_KUTIPAN TEKS_:
··········
Setiap tahun, peringatan Hari Tani Nasional sering dirayakan dengan berbagai seremoni dan slogan heroik. Namun kenyataannya, di lapangan petani Indonesia masih menghadapi kenyataan pahit: mereka masih terpinggirkan, mengalami kesulitan akses tanah, dan penguasaan lahan justru semakin terkonsentrasi di tangan korporasi besar maupun elite politik.
Undang-Undang Pokok Agraria 1960 (UUPA) pernah diharapkan menjadi tonggak utama terciptanya tatanan agraria yang adil dan berkeadilan. UUPA menegaskan tanah sebagai sumber kemakmuran rakyat dan fungsi sosial hak atas tanah, yang seharusnya menjadi pijakan utama pembangunan agraria nasional. Namun, setelah lebih dari enam dekade, pelaksanaan reforma agraria di Indonesia cenderung stagnan dan terjebak dalam praktik labelisasi legalisasi ketimpangan melalui program sertifikasi massal yang sering mengabaikan akar persoalan.
··········
_Catatan dari sebuah kumpulan data_:

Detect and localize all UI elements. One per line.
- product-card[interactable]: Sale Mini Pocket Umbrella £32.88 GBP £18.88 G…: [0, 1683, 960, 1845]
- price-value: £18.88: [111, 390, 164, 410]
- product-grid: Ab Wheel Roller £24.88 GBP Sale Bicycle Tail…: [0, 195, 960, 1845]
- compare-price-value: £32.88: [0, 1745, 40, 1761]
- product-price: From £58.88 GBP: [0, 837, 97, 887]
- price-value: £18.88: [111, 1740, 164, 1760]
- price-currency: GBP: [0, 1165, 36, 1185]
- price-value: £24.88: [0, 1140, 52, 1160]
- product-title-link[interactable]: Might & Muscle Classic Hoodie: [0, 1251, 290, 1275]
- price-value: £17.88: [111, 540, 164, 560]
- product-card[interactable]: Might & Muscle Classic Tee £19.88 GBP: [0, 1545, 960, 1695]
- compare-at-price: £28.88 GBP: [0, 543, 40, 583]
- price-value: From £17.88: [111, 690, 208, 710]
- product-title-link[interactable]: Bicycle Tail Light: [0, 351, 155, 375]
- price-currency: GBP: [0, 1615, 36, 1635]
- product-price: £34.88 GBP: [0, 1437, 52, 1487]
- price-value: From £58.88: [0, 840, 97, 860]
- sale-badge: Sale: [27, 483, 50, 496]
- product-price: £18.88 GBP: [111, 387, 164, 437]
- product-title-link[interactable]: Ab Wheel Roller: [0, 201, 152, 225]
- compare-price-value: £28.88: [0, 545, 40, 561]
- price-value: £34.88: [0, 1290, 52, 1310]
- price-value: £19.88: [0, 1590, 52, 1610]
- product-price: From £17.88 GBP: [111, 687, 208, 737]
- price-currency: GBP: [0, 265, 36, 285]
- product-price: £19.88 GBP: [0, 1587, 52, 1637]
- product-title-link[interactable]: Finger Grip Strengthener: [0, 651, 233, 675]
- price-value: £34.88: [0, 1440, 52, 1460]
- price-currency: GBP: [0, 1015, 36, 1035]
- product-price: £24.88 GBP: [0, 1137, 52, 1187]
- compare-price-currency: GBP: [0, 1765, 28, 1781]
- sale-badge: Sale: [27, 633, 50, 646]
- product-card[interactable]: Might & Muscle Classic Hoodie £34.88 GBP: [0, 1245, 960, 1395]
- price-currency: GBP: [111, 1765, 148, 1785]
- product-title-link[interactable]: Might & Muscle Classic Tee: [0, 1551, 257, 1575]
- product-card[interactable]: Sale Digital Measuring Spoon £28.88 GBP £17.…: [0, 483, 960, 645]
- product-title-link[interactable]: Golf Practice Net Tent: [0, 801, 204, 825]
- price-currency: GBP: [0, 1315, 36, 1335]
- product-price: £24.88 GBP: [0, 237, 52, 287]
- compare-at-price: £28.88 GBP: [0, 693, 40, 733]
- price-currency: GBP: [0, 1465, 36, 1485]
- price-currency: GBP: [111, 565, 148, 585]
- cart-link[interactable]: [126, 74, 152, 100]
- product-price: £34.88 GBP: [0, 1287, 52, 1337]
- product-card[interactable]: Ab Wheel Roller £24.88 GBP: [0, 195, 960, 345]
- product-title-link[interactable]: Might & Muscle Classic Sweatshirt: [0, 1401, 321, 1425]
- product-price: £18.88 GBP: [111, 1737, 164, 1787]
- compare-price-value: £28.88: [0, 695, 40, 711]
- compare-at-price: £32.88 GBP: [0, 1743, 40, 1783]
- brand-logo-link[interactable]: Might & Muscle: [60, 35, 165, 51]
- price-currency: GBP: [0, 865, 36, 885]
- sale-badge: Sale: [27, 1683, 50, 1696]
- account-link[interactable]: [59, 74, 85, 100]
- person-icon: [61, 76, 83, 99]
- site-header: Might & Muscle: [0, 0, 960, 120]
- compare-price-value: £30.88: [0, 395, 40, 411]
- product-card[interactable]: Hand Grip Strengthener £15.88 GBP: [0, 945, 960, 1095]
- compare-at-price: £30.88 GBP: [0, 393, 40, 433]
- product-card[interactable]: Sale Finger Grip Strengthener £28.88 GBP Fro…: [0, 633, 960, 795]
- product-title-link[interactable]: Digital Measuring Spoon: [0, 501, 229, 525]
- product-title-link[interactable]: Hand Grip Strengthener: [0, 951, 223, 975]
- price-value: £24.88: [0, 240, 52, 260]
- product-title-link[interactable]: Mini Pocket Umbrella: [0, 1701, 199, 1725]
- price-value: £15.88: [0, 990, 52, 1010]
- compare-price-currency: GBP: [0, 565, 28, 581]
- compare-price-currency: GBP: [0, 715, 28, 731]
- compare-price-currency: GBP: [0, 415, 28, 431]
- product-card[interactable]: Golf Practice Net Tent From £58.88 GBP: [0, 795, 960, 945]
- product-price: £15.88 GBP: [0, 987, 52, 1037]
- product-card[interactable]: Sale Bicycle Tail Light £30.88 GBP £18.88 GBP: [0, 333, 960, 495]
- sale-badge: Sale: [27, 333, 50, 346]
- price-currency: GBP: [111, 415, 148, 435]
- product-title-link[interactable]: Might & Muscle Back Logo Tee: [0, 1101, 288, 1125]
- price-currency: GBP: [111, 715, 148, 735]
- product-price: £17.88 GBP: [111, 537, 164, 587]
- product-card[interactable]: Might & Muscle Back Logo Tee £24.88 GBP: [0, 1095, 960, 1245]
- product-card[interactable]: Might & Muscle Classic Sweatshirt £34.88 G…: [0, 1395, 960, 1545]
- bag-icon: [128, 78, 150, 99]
··········
_TUGAS ANDA_:
A. Ubah nama "product-grid" menjadi "item-grid" pada daftar, mulai dari baris pertama daftar dan berhenti setelah baris yang memuat "- product-price: From £58.88", lalu tuliskan kembali baris-baris tersebut tanpa perubahan lain.
B. Lanjutkan tulisan tentang reforma agraria di Indonesia mulai dari kalimat terakhir yang ditampilkan.

_JAWABAN TIAP TUGAS_:
A.
Detect and localize all UI elements. One per line.
- product-card[interactable]: Sale Mini Pocket Umbrella £32.88 GBP £18.88 G…: [0, 1683, 960, 1845]
- price-value: £18.88: [111, 390, 164, 410]
- item-grid: Ab Wheel Roller £24.88 GBP Sale Bicycle Tail…: [0, 195, 960, 1845]
- compare-price-value: £32.88: [0, 1745, 40, 1761]
- product-price: From £58.88 GBP: [0, 837, 97, 887]

B.
Konflik Agraria Meningkat dan Menyebabkan Krisis Struktural
Lonjakan konflik agraria dalam beberapa tahun terakhir menunjukkan kegagalan serius dalam menjalankan amanat reforma agraria. Konsorsium Pembaruan Agraria mencatat, sepanjang 2024 saja, terjadi hampir tiga ratus kasus konflik tanah yang melibatkan lebih dari satu juta hektare lahan. Mayoritas dari mereka adalah petani kecil, masyarakat adat, dan kelompok miskin kota yang kehilangan ruang hidupnya.
Sektor perkebunan mendominasi sebagai sumber konflik, di mana lebih dari 100 kasus terjadi, dengan dua pertiga di antaranya berkaitan dengan ekspansi perkebunan sawit. Perkebunan sawit yang sering diklaim mampu menyerap tenaga kerja dan menghasilkan devisa justru menjadi sumber utama perampasan tanah, mengusir hampir 15 ribu keluarga dari lahan garapan mereka.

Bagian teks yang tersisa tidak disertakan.